> [GOAL OF THE EXERCISE]: Copy out each line featuring the string "INTERNATIONAL" from the entries beneath.

(Lines of data)
┏━━

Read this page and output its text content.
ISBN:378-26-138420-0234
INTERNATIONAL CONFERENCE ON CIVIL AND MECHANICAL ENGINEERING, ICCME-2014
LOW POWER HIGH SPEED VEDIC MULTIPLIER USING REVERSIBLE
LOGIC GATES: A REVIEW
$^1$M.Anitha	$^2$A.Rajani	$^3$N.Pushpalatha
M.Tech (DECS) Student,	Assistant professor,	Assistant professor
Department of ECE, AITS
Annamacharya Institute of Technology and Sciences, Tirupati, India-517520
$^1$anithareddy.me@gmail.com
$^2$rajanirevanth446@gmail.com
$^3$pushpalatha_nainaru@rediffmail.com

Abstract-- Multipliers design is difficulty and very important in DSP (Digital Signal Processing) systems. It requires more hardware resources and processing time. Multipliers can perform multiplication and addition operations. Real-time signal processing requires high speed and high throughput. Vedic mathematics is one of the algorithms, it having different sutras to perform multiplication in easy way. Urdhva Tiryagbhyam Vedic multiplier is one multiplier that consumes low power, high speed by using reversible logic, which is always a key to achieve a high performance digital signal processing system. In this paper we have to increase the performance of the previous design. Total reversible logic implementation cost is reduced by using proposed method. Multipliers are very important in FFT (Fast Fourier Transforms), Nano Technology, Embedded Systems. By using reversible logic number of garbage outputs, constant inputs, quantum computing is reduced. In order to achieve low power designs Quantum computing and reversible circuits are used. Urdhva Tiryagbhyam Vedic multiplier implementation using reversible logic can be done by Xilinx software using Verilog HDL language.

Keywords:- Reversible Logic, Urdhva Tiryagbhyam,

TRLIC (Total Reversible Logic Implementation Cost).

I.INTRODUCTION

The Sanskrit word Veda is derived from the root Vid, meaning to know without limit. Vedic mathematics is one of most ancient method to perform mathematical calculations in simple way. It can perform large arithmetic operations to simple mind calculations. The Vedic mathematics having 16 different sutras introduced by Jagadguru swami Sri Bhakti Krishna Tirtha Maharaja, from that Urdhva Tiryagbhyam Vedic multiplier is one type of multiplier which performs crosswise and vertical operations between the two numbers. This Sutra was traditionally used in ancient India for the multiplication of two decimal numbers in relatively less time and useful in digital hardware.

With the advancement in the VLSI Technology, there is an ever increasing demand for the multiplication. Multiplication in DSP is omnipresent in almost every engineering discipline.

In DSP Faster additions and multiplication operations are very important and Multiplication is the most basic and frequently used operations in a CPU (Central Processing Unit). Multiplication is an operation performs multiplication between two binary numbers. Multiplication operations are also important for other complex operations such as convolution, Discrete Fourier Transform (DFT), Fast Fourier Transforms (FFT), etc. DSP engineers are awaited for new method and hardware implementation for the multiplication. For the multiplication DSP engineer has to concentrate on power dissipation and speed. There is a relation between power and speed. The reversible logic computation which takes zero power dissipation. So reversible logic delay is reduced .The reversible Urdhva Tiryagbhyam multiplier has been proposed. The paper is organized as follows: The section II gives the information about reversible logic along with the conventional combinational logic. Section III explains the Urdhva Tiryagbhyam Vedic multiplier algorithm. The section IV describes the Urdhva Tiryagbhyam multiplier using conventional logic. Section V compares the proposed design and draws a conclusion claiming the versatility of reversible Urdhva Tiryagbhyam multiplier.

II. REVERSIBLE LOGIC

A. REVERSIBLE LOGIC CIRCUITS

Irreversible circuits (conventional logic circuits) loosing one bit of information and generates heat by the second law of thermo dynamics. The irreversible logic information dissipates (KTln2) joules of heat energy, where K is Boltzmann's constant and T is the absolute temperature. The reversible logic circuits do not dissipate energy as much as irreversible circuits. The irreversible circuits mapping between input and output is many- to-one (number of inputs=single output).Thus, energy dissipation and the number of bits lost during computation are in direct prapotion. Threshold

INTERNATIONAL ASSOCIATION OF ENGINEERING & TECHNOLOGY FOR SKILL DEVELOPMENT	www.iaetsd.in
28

┗━━

> [WORKED ANSWER]:
INTERNATIONAL CONFERENCE ON CIVIL AND MECHANICAL ENGINEERING, ICCME-2014
INTERNATIONAL ASSOCIATION OF ENGINEERING & TECHNOLOGY FOR SKILL DEVELOPMENT	www.iaetsd.in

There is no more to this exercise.